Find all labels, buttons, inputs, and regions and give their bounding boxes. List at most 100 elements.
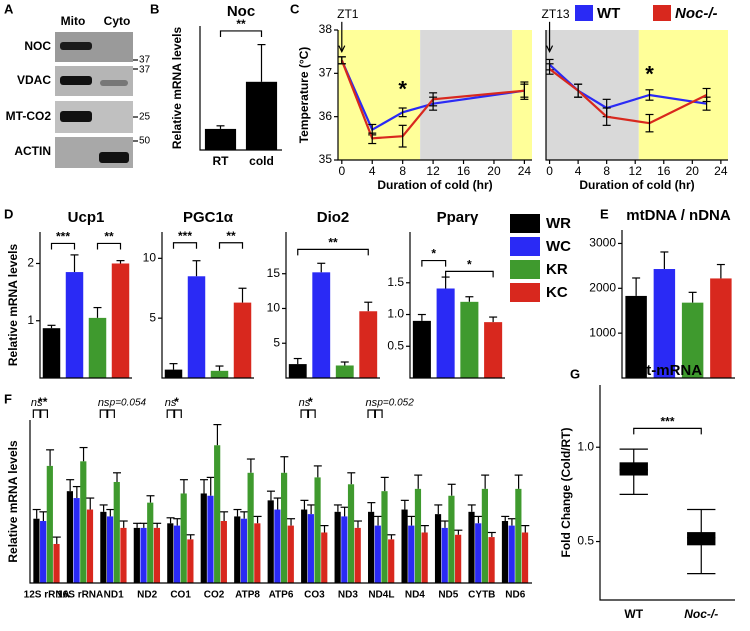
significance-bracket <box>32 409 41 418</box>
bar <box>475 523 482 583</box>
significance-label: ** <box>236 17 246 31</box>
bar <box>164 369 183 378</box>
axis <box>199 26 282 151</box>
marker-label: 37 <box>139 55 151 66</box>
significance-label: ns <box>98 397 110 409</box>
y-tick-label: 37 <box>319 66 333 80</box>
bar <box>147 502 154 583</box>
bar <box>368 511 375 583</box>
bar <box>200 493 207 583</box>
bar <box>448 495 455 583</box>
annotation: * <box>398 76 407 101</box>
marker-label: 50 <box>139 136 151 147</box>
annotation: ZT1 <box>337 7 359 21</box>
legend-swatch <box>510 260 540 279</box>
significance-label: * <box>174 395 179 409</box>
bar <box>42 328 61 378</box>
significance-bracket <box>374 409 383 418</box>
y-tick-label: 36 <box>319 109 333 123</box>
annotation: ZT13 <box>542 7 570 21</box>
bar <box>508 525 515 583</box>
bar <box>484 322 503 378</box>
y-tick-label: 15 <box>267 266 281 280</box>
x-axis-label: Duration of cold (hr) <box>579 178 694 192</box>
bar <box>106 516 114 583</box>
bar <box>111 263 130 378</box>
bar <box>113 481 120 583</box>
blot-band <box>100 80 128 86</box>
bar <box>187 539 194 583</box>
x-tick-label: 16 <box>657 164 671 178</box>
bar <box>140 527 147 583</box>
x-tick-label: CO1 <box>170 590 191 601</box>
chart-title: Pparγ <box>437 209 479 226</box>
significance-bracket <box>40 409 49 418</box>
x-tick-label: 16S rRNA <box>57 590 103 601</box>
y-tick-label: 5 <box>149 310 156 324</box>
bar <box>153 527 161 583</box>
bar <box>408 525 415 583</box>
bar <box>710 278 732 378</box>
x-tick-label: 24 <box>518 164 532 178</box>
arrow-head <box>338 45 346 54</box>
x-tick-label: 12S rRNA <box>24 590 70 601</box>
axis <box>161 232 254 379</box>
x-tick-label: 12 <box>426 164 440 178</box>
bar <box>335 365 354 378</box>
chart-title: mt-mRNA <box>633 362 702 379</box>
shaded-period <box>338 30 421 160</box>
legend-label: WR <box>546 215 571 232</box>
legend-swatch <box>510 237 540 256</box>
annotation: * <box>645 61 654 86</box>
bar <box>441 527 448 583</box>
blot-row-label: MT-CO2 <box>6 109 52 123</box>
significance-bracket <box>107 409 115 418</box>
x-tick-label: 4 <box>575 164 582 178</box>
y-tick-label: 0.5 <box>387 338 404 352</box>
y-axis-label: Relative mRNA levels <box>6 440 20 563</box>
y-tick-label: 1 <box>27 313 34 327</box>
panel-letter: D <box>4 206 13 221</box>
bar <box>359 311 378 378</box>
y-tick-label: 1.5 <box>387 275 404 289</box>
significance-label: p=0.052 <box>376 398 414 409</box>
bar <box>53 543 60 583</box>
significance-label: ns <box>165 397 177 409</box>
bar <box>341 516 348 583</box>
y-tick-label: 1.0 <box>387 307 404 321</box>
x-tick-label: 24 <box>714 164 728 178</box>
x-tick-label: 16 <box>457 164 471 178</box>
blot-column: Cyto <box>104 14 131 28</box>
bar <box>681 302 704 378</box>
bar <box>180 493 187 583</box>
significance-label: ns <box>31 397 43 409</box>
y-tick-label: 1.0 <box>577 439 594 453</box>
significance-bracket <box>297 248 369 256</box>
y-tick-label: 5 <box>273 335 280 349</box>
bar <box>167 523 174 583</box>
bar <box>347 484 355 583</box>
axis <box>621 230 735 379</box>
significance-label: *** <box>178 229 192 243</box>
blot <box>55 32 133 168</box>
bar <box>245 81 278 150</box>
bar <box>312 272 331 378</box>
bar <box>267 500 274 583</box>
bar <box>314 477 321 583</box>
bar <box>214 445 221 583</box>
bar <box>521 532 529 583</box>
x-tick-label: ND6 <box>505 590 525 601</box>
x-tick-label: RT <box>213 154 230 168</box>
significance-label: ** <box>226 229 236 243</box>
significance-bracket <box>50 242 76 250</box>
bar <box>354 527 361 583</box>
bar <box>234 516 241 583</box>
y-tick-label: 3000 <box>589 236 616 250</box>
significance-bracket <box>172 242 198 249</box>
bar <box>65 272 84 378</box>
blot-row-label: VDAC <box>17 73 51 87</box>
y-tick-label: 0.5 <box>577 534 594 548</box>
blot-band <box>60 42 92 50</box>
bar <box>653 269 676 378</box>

────────────────────────────────────────

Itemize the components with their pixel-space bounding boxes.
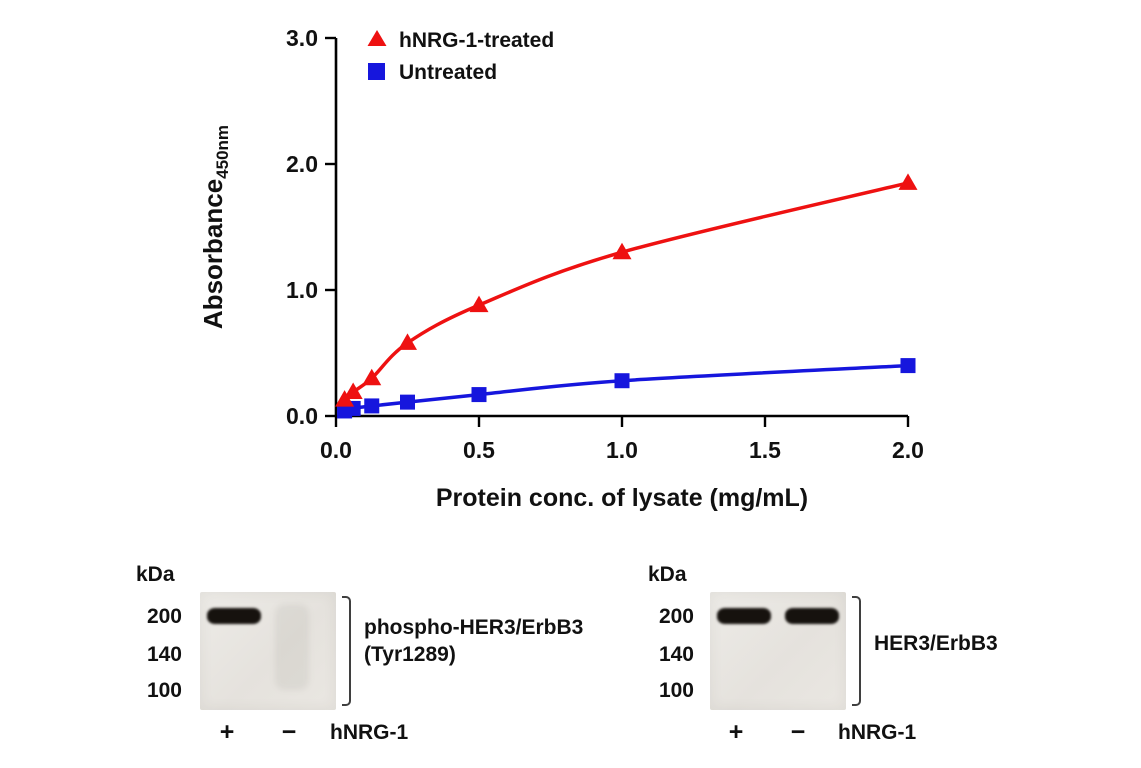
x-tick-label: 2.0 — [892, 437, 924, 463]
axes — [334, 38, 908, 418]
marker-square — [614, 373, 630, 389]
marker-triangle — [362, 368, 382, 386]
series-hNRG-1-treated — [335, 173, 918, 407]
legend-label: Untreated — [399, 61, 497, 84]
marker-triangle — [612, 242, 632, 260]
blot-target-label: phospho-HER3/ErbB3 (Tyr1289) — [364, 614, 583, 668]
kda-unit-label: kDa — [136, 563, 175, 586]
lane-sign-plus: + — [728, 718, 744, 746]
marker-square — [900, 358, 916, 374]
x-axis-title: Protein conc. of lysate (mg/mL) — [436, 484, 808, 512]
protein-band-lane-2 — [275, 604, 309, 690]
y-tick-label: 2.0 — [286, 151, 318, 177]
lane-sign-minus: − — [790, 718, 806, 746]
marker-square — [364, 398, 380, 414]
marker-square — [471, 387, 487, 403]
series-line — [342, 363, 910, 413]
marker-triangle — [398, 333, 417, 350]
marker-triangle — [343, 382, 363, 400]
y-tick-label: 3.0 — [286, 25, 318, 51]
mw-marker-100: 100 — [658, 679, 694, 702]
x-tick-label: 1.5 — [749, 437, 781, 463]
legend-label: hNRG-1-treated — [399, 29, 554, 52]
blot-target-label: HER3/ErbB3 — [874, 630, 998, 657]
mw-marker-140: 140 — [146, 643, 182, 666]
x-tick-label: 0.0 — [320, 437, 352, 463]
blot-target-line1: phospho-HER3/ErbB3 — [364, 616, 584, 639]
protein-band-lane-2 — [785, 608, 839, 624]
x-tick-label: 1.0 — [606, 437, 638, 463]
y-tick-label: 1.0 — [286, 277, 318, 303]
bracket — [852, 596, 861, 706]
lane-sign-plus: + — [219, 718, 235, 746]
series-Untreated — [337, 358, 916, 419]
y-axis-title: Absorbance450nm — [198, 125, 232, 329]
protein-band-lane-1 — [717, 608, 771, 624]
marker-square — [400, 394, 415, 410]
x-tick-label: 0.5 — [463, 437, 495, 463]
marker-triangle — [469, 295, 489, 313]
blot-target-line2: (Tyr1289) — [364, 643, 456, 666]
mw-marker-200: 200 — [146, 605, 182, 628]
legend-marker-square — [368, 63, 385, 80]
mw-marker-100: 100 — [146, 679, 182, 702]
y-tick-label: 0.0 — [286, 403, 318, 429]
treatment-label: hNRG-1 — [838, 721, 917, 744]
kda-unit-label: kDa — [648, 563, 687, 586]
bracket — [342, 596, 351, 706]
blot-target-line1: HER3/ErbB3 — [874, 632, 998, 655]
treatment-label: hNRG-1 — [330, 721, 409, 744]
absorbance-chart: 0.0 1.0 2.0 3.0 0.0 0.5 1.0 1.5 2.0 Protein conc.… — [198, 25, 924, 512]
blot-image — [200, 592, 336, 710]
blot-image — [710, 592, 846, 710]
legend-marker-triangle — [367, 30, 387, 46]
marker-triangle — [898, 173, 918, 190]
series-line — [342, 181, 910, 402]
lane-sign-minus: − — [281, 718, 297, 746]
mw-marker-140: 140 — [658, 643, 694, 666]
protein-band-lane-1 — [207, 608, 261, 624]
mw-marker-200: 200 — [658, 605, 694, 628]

────────────────────────────────────────

TRY IT :: Please filter the listing down to lines that include the word "hNRG".

RESULT BELOW ::
series-hNRG-1-treated — [335, 173, 918, 407]
legend-label: hNRG-1-treated — [399, 29, 554, 52]
treatment-label: hNRG-1 — [838, 721, 917, 744]
treatment-label: hNRG-1 — [330, 721, 409, 744]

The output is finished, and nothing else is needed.